**Instructions to follow**
Say how many lines contain the word "钢及钢产品". Only the number should be given.

** Begin Task inputs **

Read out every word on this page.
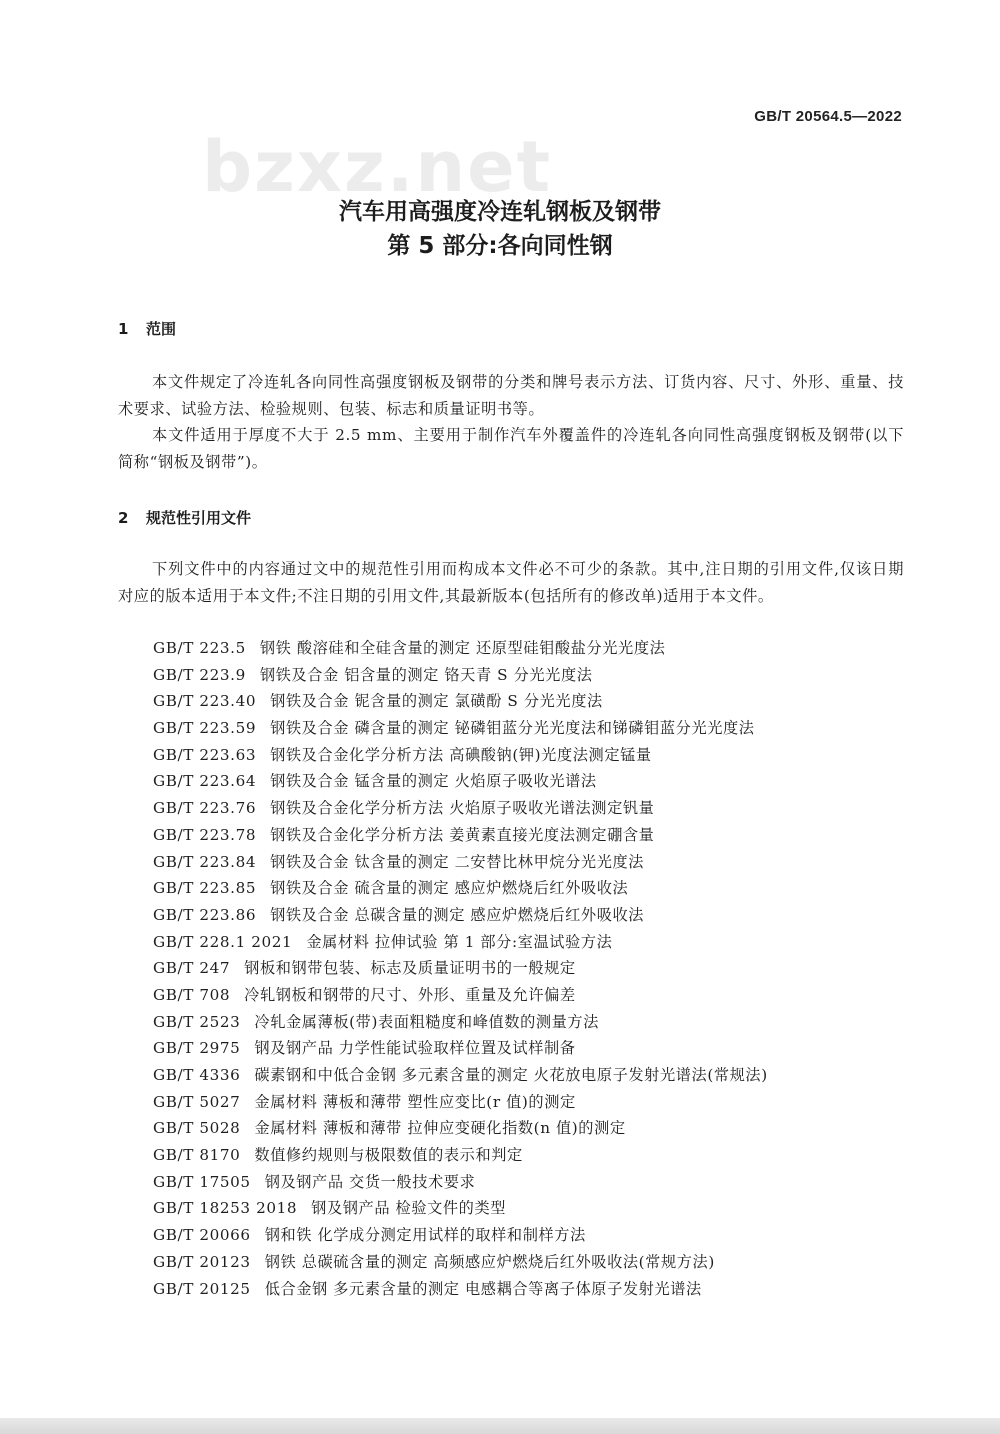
bzxz.net
GB/T 20564.5—2022
汽车用高强度冷连轧钢板及钢带
第 5 部分:各向同性钢
1 范围
本文件规定了冷连轧各向同性高强度钢板及钢带的分类和牌号表示方法、订货内容、尺寸、外形、重量、技术要求、试验方法、检验规则、包装、标志和质量证明书等。
本文件适用于厚度不大于 2.5 mm、主要用于制作汽车外覆盖件的冷连轧各向同性高强度钢板及钢带(以下简称“钢板及钢带”)。
2 规范性引用文件
下列文件中的内容通过文中的规范性引用而构成本文件必不可少的条款。其中,注日期的引用文件,仅该日期对应的版本适用于本文件;不注日期的引用文件,其最新版本(包括所有的修改单)适用于本文件。
GB/T 223.5 钢铁 酸溶硅和全硅含量的测定 还原型硅钼酸盐分光光度法
GB/T 223.9 钢铁及合金 铝含量的测定 铬天青 S 分光光度法
GB/T 223.40 钢铁及合金 铌含量的测定 氯磺酚 S 分光光度法
GB/T 223.59 钢铁及合金 磷含量的测定 铋磷钼蓝分光光度法和锑磷钼蓝分光光度法
GB/T 223.63 钢铁及合金化学分析方法 高碘酸钠(钾)光度法测定锰量
GB/T 223.64 钢铁及合金 锰含量的测定 火焰原子吸收光谱法
GB/T 223.76 钢铁及合金化学分析方法 火焰原子吸收光谱法测定钒量
GB/T 223.78 钢铁及合金化学分析方法 姜黄素直接光度法测定硼含量
GB/T 223.84 钢铁及合金 钛含量的测定 二安替比林甲烷分光光度法
GB/T 223.85 钢铁及合金 硫含量的测定 感应炉燃烧后红外吸收法
GB/T 223.86 钢铁及合金 总碳含量的测定 感应炉燃烧后红外吸收法
GB/T 228.1 2021 金属材料 拉伸试验 第 1 部分:室温试验方法
GB/T 247 钢板和钢带包装、标志及质量证明书的一般规定
GB/T 708 冷轧钢板和钢带的尺寸、外形、重量及允许偏差
GB/T 2523 冷轧金属薄板(带)表面粗糙度和峰值数的测量方法
GB/T 2975 钢及钢产品 力学性能试验取样位置及试样制备
GB/T 4336 碳素钢和中低合金钢 多元素含量的测定 火花放电原子发射光谱法(常规法)
GB/T 5027 金属材料 薄板和薄带 塑性应变比(r 值)的测定
GB/T 5028 金属材料 薄板和薄带 拉伸应变硬化指数(n 值)的测定
GB/T 8170 数值修约规则与极限数值的表示和判定
GB/T 17505 钢及钢产品 交货一般技术要求
GB/T 18253 2018 钢及钢产品 检验文件的类型
GB/T 20066 钢和铁 化学成分测定用试样的取样和制样方法
GB/T 20123 钢铁 总碳硫含量的测定 高频感应炉燃烧后红外吸收法(常规方法)
GB/T 20125 低合金钢 多元素含量的测定 电感耦合等离子体原子发射光谱法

** End Task inputs **

**Response to this task**
3